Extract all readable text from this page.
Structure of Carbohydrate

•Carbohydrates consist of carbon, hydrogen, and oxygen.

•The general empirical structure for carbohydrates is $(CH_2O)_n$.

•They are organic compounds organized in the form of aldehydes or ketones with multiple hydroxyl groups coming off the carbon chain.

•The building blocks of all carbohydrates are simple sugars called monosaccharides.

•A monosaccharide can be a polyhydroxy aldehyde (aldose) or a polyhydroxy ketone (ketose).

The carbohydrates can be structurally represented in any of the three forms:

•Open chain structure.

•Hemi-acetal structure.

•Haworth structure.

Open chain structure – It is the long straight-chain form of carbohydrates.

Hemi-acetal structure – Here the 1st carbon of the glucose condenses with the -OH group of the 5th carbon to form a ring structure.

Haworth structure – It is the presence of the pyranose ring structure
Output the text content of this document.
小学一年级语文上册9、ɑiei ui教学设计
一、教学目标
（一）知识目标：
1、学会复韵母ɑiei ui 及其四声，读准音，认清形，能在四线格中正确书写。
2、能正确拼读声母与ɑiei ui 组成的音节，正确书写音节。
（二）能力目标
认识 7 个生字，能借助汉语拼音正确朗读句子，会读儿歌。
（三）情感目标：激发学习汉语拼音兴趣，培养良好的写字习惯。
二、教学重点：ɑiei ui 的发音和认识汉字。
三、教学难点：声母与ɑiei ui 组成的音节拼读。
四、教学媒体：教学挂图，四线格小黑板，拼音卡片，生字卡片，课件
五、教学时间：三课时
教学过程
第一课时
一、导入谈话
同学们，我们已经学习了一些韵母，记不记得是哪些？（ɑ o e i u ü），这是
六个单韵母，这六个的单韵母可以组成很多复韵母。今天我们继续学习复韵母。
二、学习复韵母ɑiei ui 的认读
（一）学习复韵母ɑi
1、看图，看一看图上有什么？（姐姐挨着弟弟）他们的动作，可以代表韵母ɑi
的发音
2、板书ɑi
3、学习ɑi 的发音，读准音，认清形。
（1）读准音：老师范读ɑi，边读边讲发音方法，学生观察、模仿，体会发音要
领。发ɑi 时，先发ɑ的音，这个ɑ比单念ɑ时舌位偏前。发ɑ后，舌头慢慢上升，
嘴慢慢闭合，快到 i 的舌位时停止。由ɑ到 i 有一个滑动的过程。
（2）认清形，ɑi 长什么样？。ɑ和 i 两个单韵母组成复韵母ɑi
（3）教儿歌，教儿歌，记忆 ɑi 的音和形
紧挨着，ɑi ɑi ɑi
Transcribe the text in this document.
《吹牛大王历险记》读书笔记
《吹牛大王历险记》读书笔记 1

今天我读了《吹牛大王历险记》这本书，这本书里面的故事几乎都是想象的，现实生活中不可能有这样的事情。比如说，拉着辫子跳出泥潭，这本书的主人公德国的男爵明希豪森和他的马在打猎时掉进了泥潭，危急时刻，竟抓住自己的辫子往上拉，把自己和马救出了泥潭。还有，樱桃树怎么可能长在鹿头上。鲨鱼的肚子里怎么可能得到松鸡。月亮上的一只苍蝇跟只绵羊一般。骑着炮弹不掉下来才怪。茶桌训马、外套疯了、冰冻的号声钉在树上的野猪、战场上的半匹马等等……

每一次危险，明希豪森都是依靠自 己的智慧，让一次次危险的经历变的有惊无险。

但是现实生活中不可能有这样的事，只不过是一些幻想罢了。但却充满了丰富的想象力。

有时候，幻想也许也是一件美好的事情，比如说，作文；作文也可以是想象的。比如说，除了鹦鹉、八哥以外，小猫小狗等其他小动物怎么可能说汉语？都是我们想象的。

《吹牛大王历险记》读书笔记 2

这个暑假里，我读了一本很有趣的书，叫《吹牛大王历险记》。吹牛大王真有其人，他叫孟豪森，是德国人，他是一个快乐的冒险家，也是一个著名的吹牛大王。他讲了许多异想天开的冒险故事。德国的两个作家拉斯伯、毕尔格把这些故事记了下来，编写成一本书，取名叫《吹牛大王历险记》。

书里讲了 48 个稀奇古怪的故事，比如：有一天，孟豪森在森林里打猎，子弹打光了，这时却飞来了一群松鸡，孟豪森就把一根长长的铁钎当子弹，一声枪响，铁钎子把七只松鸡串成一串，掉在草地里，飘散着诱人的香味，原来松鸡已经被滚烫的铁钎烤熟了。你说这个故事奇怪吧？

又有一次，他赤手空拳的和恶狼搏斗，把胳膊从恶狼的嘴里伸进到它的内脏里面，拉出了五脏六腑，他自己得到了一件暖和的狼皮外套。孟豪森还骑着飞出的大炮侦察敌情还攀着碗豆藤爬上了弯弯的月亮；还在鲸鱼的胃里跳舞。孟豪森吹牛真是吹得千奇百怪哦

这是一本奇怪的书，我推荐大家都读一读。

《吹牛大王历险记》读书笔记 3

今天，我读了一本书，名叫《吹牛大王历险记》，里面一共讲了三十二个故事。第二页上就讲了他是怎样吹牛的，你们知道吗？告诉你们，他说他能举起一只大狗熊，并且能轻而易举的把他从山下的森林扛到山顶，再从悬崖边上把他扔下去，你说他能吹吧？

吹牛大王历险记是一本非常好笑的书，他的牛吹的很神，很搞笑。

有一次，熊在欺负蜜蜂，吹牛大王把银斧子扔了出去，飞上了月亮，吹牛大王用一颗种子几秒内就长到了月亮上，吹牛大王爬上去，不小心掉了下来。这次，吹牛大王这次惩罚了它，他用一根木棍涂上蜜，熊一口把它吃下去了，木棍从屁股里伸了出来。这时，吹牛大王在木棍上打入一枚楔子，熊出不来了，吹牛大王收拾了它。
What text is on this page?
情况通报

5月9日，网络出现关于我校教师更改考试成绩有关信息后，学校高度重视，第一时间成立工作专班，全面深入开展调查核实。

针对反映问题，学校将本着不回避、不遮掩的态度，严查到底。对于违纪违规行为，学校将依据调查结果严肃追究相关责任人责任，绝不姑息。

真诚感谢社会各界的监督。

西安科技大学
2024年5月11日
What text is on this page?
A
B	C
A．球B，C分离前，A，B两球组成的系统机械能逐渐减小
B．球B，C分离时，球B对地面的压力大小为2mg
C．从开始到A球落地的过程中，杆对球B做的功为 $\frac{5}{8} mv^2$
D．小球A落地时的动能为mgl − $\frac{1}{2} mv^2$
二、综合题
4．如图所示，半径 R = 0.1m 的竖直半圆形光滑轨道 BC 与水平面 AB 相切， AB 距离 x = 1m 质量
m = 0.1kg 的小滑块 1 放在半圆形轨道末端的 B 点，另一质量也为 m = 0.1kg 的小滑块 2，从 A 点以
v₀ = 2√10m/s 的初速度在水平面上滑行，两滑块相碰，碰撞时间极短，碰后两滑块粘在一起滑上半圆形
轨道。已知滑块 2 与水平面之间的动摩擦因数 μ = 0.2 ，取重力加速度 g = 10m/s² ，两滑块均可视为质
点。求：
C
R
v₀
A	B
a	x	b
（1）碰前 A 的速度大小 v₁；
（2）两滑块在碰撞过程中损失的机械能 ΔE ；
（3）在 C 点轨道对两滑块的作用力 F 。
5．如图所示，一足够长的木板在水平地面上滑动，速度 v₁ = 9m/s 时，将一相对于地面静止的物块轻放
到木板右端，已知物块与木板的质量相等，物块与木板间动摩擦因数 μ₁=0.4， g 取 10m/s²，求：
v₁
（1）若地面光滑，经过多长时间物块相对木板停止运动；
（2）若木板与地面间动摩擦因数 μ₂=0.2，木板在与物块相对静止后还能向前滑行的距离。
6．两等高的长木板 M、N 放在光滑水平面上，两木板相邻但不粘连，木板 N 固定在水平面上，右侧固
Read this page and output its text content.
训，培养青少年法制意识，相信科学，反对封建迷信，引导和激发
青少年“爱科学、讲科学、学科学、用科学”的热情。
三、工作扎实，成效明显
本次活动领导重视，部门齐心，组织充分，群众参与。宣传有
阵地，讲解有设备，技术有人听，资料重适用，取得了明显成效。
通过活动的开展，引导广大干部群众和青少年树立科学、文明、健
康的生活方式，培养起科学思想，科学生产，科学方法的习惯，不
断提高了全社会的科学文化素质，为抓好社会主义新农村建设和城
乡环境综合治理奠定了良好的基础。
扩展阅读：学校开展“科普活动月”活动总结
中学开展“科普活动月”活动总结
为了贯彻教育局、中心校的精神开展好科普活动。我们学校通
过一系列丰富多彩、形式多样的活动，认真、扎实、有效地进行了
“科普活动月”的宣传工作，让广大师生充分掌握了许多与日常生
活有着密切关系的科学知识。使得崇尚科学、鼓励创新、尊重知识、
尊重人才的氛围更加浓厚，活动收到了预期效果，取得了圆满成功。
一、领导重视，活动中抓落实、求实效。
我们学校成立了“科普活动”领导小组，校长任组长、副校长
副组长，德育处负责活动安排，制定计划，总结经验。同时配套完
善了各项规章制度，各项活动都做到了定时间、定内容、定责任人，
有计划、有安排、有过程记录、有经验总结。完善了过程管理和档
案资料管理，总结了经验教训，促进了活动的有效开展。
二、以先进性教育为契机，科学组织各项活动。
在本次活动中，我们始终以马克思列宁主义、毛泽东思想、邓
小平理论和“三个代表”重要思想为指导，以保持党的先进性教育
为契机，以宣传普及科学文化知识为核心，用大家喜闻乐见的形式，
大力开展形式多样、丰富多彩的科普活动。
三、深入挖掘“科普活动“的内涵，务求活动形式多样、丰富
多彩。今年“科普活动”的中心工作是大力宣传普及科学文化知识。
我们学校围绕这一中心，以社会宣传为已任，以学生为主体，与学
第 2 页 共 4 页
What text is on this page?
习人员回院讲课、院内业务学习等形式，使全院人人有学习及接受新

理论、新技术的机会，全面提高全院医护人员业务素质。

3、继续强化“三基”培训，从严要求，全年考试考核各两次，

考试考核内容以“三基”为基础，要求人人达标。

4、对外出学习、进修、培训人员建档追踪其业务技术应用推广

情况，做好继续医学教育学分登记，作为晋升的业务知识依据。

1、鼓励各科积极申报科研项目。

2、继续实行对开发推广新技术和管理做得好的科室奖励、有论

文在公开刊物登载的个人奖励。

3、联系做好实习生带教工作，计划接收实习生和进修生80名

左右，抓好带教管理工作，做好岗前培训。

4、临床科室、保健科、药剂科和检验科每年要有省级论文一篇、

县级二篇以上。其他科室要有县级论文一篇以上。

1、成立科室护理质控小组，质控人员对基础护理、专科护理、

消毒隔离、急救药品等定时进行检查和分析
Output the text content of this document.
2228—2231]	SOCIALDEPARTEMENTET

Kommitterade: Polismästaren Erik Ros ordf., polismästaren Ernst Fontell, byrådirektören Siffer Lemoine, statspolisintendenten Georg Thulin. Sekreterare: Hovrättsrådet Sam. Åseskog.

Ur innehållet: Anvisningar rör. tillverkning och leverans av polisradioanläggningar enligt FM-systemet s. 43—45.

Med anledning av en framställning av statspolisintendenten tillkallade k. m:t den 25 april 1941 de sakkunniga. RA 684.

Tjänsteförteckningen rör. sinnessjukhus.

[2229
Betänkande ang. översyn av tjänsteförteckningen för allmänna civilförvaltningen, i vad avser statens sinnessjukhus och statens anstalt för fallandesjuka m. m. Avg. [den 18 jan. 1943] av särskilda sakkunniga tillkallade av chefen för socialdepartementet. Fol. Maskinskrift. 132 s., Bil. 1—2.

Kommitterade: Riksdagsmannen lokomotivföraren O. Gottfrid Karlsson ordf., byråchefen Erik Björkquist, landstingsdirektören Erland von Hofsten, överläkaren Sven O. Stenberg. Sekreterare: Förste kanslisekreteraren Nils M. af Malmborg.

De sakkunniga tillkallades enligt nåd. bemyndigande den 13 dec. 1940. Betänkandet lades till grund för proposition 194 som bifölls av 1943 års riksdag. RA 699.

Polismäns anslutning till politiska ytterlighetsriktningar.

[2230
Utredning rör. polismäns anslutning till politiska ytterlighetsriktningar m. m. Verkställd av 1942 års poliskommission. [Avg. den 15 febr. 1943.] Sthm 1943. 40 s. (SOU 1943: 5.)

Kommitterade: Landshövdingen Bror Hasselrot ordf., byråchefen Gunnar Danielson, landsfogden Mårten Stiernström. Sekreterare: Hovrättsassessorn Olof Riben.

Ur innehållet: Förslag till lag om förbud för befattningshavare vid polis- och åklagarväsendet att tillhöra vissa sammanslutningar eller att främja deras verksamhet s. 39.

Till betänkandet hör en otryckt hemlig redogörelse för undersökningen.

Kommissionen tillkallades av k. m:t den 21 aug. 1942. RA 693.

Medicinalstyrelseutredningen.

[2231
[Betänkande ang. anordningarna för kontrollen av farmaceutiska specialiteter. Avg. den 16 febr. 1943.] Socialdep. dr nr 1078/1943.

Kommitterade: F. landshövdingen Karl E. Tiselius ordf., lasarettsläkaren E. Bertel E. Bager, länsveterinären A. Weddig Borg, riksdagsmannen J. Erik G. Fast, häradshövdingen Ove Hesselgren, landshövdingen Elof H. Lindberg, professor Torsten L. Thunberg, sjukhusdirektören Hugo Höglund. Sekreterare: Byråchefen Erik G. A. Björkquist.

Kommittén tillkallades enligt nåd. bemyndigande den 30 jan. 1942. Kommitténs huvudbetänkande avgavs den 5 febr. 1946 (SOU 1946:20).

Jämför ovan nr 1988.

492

◆ ◆ ◆ ◆ ◆ ◆ ◆

▶ Your objective: Extract every line above that contains the word "politiska".

▶ Response:
Polismäns anslutning till politiska ytterlighetsriktningar.
Utredning rör. polismäns anslutning till politiska ytterlighetsriktningar m. m. Verkställd av 1942 års poliskommission. [Avg. den 15 febr. 1943.] Sthm 1943. 40 s. (SOU 1943: 5.)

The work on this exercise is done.